EXERCISE: Please repeat all of the lines that follow, exactly as written.

MATERIAL PROVIDED:
-- BEGIN --
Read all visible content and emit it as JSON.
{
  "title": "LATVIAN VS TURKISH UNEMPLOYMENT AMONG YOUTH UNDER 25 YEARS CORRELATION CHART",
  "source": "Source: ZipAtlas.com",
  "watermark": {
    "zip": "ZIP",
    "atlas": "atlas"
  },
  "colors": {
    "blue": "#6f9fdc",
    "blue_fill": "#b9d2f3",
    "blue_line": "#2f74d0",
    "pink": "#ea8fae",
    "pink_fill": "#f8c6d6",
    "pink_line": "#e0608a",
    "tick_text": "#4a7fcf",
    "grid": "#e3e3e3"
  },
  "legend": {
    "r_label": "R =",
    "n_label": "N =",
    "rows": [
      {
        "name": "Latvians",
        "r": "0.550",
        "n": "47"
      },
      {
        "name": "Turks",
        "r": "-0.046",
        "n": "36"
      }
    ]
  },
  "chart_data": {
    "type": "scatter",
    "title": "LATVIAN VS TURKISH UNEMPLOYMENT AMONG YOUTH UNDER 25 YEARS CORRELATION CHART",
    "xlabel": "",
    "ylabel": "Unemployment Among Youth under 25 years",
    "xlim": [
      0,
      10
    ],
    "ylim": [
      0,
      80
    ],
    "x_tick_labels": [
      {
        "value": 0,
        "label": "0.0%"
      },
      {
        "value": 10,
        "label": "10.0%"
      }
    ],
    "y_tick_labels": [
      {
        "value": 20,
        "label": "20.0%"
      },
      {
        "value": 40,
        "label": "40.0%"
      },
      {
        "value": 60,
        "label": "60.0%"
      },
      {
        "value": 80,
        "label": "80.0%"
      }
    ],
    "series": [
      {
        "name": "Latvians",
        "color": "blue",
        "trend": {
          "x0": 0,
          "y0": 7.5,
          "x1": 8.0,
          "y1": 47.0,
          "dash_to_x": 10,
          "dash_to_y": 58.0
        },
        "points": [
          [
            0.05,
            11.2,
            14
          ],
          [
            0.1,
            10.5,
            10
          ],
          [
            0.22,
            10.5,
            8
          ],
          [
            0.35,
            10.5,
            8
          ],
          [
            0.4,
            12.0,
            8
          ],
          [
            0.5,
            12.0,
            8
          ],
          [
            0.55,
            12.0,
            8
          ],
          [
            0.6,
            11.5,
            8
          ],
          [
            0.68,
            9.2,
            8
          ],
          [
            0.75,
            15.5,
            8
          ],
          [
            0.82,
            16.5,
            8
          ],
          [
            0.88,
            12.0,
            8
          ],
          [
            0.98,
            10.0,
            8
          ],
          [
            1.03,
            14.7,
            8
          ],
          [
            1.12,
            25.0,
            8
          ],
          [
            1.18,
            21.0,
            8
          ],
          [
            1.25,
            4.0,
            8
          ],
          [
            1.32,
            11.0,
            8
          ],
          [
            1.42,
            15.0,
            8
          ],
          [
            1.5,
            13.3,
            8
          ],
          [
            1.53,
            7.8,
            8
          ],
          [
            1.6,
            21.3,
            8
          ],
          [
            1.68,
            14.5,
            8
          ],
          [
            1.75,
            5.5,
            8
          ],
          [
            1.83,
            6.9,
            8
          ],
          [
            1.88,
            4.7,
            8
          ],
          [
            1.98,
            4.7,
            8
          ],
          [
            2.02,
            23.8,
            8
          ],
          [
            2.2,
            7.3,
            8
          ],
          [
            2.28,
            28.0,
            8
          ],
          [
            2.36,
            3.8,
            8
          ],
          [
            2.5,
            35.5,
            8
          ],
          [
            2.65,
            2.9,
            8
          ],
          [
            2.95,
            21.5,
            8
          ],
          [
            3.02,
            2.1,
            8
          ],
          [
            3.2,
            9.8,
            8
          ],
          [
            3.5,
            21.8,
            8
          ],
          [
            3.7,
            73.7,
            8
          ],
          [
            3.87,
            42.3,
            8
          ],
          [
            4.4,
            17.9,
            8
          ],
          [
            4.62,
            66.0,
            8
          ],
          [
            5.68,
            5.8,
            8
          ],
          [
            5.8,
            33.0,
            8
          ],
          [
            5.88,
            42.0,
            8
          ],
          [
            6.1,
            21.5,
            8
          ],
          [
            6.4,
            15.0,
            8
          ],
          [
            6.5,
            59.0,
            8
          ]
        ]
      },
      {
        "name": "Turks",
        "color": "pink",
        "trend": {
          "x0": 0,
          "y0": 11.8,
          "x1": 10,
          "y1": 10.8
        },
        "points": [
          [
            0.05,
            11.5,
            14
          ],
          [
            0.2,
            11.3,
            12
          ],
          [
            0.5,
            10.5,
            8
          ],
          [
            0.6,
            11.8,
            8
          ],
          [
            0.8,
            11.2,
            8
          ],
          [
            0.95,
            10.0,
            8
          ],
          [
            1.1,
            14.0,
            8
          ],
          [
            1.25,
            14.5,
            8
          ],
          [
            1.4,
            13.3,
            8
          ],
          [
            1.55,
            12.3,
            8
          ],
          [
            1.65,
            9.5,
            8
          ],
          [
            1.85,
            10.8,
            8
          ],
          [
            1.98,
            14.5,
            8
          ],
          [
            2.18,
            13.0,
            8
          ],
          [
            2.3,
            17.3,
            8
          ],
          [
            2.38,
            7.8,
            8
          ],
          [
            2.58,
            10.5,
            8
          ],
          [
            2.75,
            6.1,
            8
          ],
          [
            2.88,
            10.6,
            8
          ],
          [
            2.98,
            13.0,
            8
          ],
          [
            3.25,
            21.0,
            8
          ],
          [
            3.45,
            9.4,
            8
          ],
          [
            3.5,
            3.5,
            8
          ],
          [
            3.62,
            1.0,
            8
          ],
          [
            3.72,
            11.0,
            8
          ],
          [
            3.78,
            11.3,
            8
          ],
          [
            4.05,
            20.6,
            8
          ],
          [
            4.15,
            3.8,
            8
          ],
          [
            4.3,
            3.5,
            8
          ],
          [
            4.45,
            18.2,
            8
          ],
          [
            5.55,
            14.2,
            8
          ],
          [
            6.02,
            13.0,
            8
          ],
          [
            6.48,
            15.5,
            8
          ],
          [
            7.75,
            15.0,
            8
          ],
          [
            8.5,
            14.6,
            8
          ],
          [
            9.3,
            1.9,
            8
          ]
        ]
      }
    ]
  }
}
-- END --
WRITTEN REPLY:
Read all visible content and emit it as JSON.
{
  "title": "LATVIAN VS TURKISH UNEMPLOYMENT AMONG YOUTH UNDER 25 YEARS CORRELATION CHART",
  "source": "Source: ZipAtlas.com",
  "watermark": {
    "zip": "ZIP",
    "atlas": "atlas"
  },
  "colors": {
    "blue": "#6f9fdc",
    "blue_fill": "#b9d2f3",
    "blue_line": "#2f74d0",
    "pink": "#ea8fae",
    "pink_fill": "#f8c6d6",
    "pink_line": "#e0608a",
    "tick_text": "#4a7fcf",
    "grid": "#e3e3e3"
  },
  "legend": {
    "r_label": "R =",
    "n_label": "N =",
    "rows": [
      {
        "name": "Latvians",
        "r": "0.550",
        "n": "47"
      },
      {
        "name": "Turks",
        "r": "-0.046",
        "n": "36"
      }
    ]
  },
  "chart_data": {
    "type": "scatter",
    "title": "LATVIAN VS TURKISH UNEMPLOYMENT AMONG YOUTH UNDER 25 YEARS CORRELATION CHART",
    "xlabel": "",
    "ylabel": "Unemployment Among Youth under 25 years",
    "xlim": [
      0,
      10
    ],
    "ylim": [
      0,
      80
    ],
    "x_tick_labels": [
      {
        "value": 0,
        "label": "0.0%"
      },
      {
        "value": 10,
        "label": "10.0%"
      }
    ],
    "y_tick_labels": [
      {
        "value": 20,
        "label": "20.0%"
      },
      {
        "value": 40,
        "label": "40.0%"
      },
      {
        "value": 60,
        "label": "60.0%"
      },
      {
        "value": 80,
        "label": "80.0%"
      }
    ],
    "series": [
      {
        "name": "Latvians",
        "color": "blue",
        "trend": {
          "x0": 0,
          "y0": 7.5,
          "x1": 8.0,
          "y1": 47.0,
          "dash_to_x": 10,
          "dash_to_y": 58.0
        },
        "points": [
          [
            0.05,
            11.2,
            14
          ],
          [
            0.1,
            10.5,
            10
          ],
          [
            0.22,
            10.5,
            8
          ],
          [
            0.35,
            10.5,
            8
          ],
          [
            0.4,
            12.0,
            8
          ],
          [
            0.5,
            12.0,
            8
          ],
          [
            0.55,
            12.0,
            8
          ],
          [
            0.6,
            11.5,
            8
          ],
          [
            0.68,
            9.2,
            8
          ],
          [
            0.75,
            15.5,
            8
          ],
          [
            0.82,
            16.5,
            8
          ],
          [
            0.88,
            12.0,
            8
          ],
          [
            0.98,
            10.0,
            8
          ],
          [
            1.03,
            14.7,
            8
          ],
          [
            1.12,
            25.0,
            8
          ],
          [
            1.18,
            21.0,
            8
          ],
          [
            1.25,
            4.0,
            8
          ],
          [
            1.32,
            11.0,
            8
          ],
          [
            1.42,
            15.0,
            8
          ],
          [
            1.5,
            13.3,
            8
          ],
          [
            1.53,
            7.8,
            8
          ],
          [
            1.6,
            21.3,
            8
          ],
          [
            1.68,
            14.5,
            8
          ],
          [
            1.75,
            5.5,
            8
          ],
          [
            1.83,
            6.9,
            8
          ],
          [
            1.88,
            4.7,
            8
          ],
          [
            1.98,
            4.7,
            8
          ],
          [
            2.02,
            23.8,
            8
          ],
          [
            2.2,
            7.3,
            8
          ],
          [
            2.28,
            28.0,
            8
          ],
          [
            2.36,
            3.8,
            8
          ],
          [
            2.5,
            35.5,
            8
          ],
          [
            2.65,
            2.9,
            8
          ],
          [
            2.95,
            21.5,
            8
          ],
          [
            3.02,
            2.1,
            8
          ],
          [
            3.2,
            9.8,
            8
          ],
          [
            3.5,
            21.8,
            8
          ],
          [
            3.7,
            73.7,
            8
          ],
          [
            3.87,
            42.3,
            8
          ],
          [
            4.4,
            17.9,
            8
          ],
          [
            4.62,
            66.0,
            8
          ],
          [
            5.68,
            5.8,
            8
          ],
          [
            5.8,
            33.0,
            8
          ],
          [
            5.88,
            42.0,
            8
          ],
          [
            6.1,
            21.5,
            8
          ],
          [
            6.4,
            15.0,
            8
          ],
          [
            6.5,
            59.0,
            8
          ]
        ]
      },
      {
        "name": "Turks",
        "color": "pink",
        "trend": {
          "x0": 0,
          "y0": 11.8,
          "x1": 10,
          "y1": 10.8
        },
        "points": [
          [
            0.05,
            11.5,
            14
          ],
          [
            0.2,
            11.3,
            12
          ],
          [
            0.5,
            10.5,
            8
          ],
          [
            0.6,
            11.8,
            8
          ],
          [
            0.8,
            11.2,
            8
          ],
          [
            0.95,
            10.0,
            8
          ],
          [
            1.1,
            14.0,
            8
          ],
          [
            1.25,
            14.5,
            8
          ],
          [
            1.4,
            13.3,
            8
          ],
          [
            1.55,
            12.3,
            8
          ],
          [
            1.65,
            9.5,
            8
          ],
          [
            1.85,
            10.8,
            8
          ],
          [
            1.98,
            14.5,
            8
          ],
          [
            2.18,
            13.0,
            8
          ],
          [
            2.3,
            17.3,
            8
          ],
          [
            2.38,
            7.8,
            8
          ],
          [
            2.58,
            10.5,
            8
          ],
          [
            2.75,
            6.1,
            8
          ],
          [
            2.88,
            10.6,
            8
          ],
          [
            2.98,
            13.0,
            8
          ],
          [
            3.25,
            21.0,
            8
          ],
          [
            3.45,
            9.4,
            8
          ],
          [
            3.5,
            3.5,
            8
          ],
          [
            3.62,
            1.0,
            8
          ],
          [
            3.72,
            11.0,
            8
          ],
          [
            3.78,
            11.3,
            8
          ],
          [
            4.05,
            20.6,
            8
          ],
          [
            4.15,
            3.8,
            8
          ],
          [
            4.3,
            3.5,
            8
          ],
          [
            4.45,
            18.2,
            8
          ],
          [
            5.55,
            14.2,
            8
          ],
          [
            6.02,
            13.0,
            8
          ],
          [
            6.48,
            15.5,
            8
          ],
          [
            7.75,
            15.0,
            8
          ],
          [
            8.5,
            14.6,
            8
          ],
          [
            9.3,
            1.9,
            8
          ]
        ]
      }
    ]
  }
}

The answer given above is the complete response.